— start Dataset extract —

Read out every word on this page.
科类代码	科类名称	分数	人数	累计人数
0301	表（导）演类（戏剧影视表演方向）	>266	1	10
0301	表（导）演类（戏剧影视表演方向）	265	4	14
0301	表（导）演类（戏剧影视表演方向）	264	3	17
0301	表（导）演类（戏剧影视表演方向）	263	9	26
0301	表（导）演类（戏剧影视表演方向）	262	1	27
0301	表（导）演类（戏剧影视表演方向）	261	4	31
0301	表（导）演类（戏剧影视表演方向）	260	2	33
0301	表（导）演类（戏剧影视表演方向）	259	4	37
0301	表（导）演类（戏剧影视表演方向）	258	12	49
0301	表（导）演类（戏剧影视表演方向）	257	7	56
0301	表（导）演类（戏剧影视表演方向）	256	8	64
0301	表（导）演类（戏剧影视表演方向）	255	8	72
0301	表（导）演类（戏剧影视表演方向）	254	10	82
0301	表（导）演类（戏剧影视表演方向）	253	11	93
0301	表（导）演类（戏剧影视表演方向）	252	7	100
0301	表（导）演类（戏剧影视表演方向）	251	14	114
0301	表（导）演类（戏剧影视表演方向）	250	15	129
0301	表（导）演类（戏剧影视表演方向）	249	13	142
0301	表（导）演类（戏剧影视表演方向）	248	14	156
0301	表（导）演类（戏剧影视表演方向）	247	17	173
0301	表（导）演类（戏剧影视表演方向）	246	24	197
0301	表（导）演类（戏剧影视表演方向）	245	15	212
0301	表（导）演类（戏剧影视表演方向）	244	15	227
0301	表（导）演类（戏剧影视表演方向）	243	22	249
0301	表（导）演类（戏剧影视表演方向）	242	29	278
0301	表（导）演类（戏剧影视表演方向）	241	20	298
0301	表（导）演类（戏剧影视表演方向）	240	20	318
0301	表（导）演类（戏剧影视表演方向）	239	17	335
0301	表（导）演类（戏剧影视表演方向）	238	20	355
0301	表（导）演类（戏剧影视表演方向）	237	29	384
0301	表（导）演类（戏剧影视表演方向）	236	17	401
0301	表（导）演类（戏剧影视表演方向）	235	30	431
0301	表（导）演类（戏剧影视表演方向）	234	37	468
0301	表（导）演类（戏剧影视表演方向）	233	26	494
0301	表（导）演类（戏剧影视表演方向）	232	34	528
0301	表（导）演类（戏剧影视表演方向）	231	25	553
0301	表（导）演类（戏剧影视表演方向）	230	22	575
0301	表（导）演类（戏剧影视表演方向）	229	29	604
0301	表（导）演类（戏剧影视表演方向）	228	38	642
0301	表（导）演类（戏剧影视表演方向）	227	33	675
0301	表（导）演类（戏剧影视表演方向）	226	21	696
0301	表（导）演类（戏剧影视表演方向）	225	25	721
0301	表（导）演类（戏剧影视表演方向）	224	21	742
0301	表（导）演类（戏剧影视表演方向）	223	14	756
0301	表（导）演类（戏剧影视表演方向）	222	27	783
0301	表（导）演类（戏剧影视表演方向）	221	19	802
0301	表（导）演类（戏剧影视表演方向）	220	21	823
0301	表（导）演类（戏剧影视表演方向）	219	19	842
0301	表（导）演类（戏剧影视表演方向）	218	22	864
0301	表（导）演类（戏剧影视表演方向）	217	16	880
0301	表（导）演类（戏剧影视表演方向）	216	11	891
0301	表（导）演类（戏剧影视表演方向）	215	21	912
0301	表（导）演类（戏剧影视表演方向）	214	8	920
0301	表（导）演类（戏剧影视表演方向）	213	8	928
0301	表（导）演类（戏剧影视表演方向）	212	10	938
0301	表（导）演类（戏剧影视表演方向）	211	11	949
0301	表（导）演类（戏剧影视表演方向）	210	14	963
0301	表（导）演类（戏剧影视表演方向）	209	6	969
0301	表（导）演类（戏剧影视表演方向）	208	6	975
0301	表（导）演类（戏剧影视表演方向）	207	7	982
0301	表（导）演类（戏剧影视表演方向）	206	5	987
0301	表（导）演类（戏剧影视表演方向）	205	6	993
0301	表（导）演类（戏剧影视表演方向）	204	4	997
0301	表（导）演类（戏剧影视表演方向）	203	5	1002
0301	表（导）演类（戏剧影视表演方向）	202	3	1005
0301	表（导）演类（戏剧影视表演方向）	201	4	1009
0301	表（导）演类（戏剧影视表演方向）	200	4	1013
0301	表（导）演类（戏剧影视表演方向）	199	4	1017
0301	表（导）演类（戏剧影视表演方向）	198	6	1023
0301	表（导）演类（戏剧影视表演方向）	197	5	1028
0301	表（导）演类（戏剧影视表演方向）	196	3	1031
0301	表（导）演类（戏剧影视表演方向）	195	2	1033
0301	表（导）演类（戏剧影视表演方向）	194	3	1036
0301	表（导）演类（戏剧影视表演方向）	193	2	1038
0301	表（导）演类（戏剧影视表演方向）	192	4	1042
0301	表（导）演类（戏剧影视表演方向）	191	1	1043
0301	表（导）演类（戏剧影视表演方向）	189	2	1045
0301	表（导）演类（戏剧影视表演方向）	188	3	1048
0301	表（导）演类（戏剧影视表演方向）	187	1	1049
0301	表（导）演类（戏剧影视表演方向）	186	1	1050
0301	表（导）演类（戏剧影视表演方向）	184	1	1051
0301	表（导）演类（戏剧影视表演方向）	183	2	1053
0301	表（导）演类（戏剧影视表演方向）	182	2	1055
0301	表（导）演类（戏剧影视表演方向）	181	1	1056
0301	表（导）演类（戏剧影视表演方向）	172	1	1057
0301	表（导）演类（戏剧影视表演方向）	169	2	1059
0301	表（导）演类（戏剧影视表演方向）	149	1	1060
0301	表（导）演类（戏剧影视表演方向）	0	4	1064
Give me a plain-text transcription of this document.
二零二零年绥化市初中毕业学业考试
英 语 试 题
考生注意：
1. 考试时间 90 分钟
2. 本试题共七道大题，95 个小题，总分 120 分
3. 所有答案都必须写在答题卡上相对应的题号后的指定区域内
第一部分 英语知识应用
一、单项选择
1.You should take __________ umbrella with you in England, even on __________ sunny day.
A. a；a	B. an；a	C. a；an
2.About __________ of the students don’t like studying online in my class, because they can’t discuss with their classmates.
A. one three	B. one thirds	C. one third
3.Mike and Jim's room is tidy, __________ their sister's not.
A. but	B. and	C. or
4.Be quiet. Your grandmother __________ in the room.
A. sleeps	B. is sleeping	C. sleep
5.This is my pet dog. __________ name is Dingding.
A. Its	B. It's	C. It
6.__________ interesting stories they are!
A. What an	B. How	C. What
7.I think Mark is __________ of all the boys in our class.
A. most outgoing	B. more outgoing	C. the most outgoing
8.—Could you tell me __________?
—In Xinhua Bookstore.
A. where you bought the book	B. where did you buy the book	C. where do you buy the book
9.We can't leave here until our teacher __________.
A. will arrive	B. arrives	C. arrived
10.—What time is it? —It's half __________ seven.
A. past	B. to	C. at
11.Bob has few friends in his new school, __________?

— end Dataset extract —

Short problem → Give back the whole listing exactly as it reads.

Finished answer →
Read out every word on this page.
科类代码	科类名称	分数	人数	累计人数
0301	表（导）演类（戏剧影视表演方向）	>266	1	10
0301	表（导）演类（戏剧影视表演方向）	265	4	14
0301	表（导）演类（戏剧影视表演方向）	264	3	17
0301	表（导）演类（戏剧影视表演方向）	263	9	26
0301	表（导）演类（戏剧影视表演方向）	262	1	27
0301	表（导）演类（戏剧影视表演方向）	261	4	31
0301	表（导）演类（戏剧影视表演方向）	260	2	33
0301	表（导）演类（戏剧影视表演方向）	259	4	37
0301	表（导）演类（戏剧影视表演方向）	258	12	49
0301	表（导）演类（戏剧影视表演方向）	257	7	56
0301	表（导）演类（戏剧影视表演方向）	256	8	64
0301	表（导）演类（戏剧影视表演方向）	255	8	72
0301	表（导）演类（戏剧影视表演方向）	254	10	82
0301	表（导）演类（戏剧影视表演方向）	253	11	93
0301	表（导）演类（戏剧影视表演方向）	252	7	100
0301	表（导）演类（戏剧影视表演方向）	251	14	114
0301	表（导）演类（戏剧影视表演方向）	250	15	129
0301	表（导）演类（戏剧影视表演方向）	249	13	142
0301	表（导）演类（戏剧影视表演方向）	248	14	156
0301	表（导）演类（戏剧影视表演方向）	247	17	173
0301	表（导）演类（戏剧影视表演方向）	246	24	197
0301	表（导）演类（戏剧影视表演方向）	245	15	212
0301	表（导）演类（戏剧影视表演方向）	244	15	227
0301	表（导）演类（戏剧影视表演方向）	243	22	249
0301	表（导）演类（戏剧影视表演方向）	242	29	278
0301	表（导）演类（戏剧影视表演方向）	241	20	298
0301	表（导）演类（戏剧影视表演方向）	240	20	318
0301	表（导）演类（戏剧影视表演方向）	239	17	335
0301	表（导）演类（戏剧影视表演方向）	238	20	355
0301	表（导）演类（戏剧影视表演方向）	237	29	384
0301	表（导）演类（戏剧影视表演方向）	236	17	401
0301	表（导）演类（戏剧影视表演方向）	235	30	431
0301	表（导）演类（戏剧影视表演方向）	234	37	468
0301	表（导）演类（戏剧影视表演方向）	233	26	494
0301	表（导）演类（戏剧影视表演方向）	232	34	528
0301	表（导）演类（戏剧影视表演方向）	231	25	553
0301	表（导）演类（戏剧影视表演方向）	230	22	575
0301	表（导）演类（戏剧影视表演方向）	229	29	604
0301	表（导）演类（戏剧影视表演方向）	228	38	642
0301	表（导）演类（戏剧影视表演方向）	227	33	675
0301	表（导）演类（戏剧影视表演方向）	226	21	696
0301	表（导）演类（戏剧影视表演方向）	225	25	721
0301	表（导）演类（戏剧影视表演方向）	224	21	742
0301	表（导）演类（戏剧影视表演方向）	223	14	756
0301	表（导）演类（戏剧影视表演方向）	222	27	783
0301	表（导）演类（戏剧影视表演方向）	221	19	802
0301	表（导）演类（戏剧影视表演方向）	220	21	823
0301	表（导）演类（戏剧影视表演方向）	219	19	842
0301	表（导）演类（戏剧影视表演方向）	218	22	864
0301	表（导）演类（戏剧影视表演方向）	217	16	880
0301	表（导）演类（戏剧影视表演方向）	216	11	891
0301	表（导）演类（戏剧影视表演方向）	215	21	912
0301	表（导）演类（戏剧影视表演方向）	214	8	920
0301	表（导）演类（戏剧影视表演方向）	213	8	928
0301	表（导）演类（戏剧影视表演方向）	212	10	938
0301	表（导）演类（戏剧影视表演方向）	211	11	949
0301	表（导）演类（戏剧影视表演方向）	210	14	963
0301	表（导）演类（戏剧影视表演方向）	209	6	969
0301	表（导）演类（戏剧影视表演方向）	208	6	975
0301	表（导）演类（戏剧影视表演方向）	207	7	982
0301	表（导）演类（戏剧影视表演方向）	206	5	987
0301	表（导）演类（戏剧影视表演方向）	205	6	993
0301	表（导）演类（戏剧影视表演方向）	204	4	997
0301	表（导）演类（戏剧影视表演方向）	203	5	1002
0301	表（导）演类（戏剧影视表演方向）	202	3	1005
0301	表（导）演类（戏剧影视表演方向）	201	4	1009
0301	表（导）演类（戏剧影视表演方向）	200	4	1013
0301	表（导）演类（戏剧影视表演方向）	199	4	1017
0301	表（导）演类（戏剧影视表演方向）	198	6	1023
0301	表（导）演类（戏剧影视表演方向）	197	5	1028
0301	表（导）演类（戏剧影视表演方向）	196	3	1031
0301	表（导）演类（戏剧影视表演方向）	195	2	1033
0301	表（导）演类（戏剧影视表演方向）	194	3	1036
0301	表（导）演类（戏剧影视表演方向）	193	2	1038
0301	表（导）演类（戏剧影视表演方向）	192	4	1042
0301	表（导）演类（戏剧影视表演方向）	191	1	1043
0301	表（导）演类（戏剧影视表演方向）	189	2	1045
0301	表（导）演类（戏剧影视表演方向）	188	3	1048
0301	表（导）演类（戏剧影视表演方向）	187	1	1049
0301	表（导）演类（戏剧影视表演方向）	186	1	1050
0301	表（导）演类（戏剧影视表演方向）	184	1	1051
0301	表（导）演类（戏剧影视表演方向）	183	2	1053
0301	表（导）演类（戏剧影视表演方向）	182	2	1055
0301	表（导）演类（戏剧影视表演方向）	181	1	1056
0301	表（导）演类（戏剧影视表演方向）	172	1	1057
0301	表（导）演类（戏剧影视表演方向）	169	2	1059
0301	表（导）演类（戏剧影视表演方向）	149	1	1060
0301	表（导）演类（戏剧影视表演方向）	0	4	1064
Give me a plain-text transcription of this document.
二零二零年绥化市初中毕业学业考试
英 语 试 题
考生注意：
1. 考试时间 90 分钟
2. 本试题共七道大题，95 个小题，总分 120 分
3. 所有答案都必须写在答题卡上相对应的题号后的指定区域内
第一部分 英语知识应用
一、单项选择
1.You should take __________ umbrella with you in England, even on __________ sunny day.
A. a；a	B. an；a	C. a；an
2.About __________ of the students don’t like studying online in my class, because they can’t discuss with their classmates.
A. one three	B. one thirds	C. one third
3.Mike and Jim's room is tidy, __________ their sister's not.
A. but	B. and	C. or
4.Be quiet. Your grandmother __________ in the room.
A. sleeps	B. is sleeping	C. sleep
5.This is my pet dog. __________ name is Dingding.
A. Its	B. It's	C. It
6.__________ interesting stories they are!
A. What an	B. How	C. What
7.I think Mark is __________ of all the boys in our class.
A. most outgoing	B. more outgoing	C. the most outgoing
8.—Could you tell me __________?
—In Xinhua Bookstore.
A. where you bought the book	B. where did you buy the book	C. where do you buy the book
9.We can't leave here until our teacher __________.
A. will arrive	B. arrives	C. arrived
10.—What time is it? —It's half __________ seven.
A. past	B. to	C. at
11.Bob has few friends in his new school, __________?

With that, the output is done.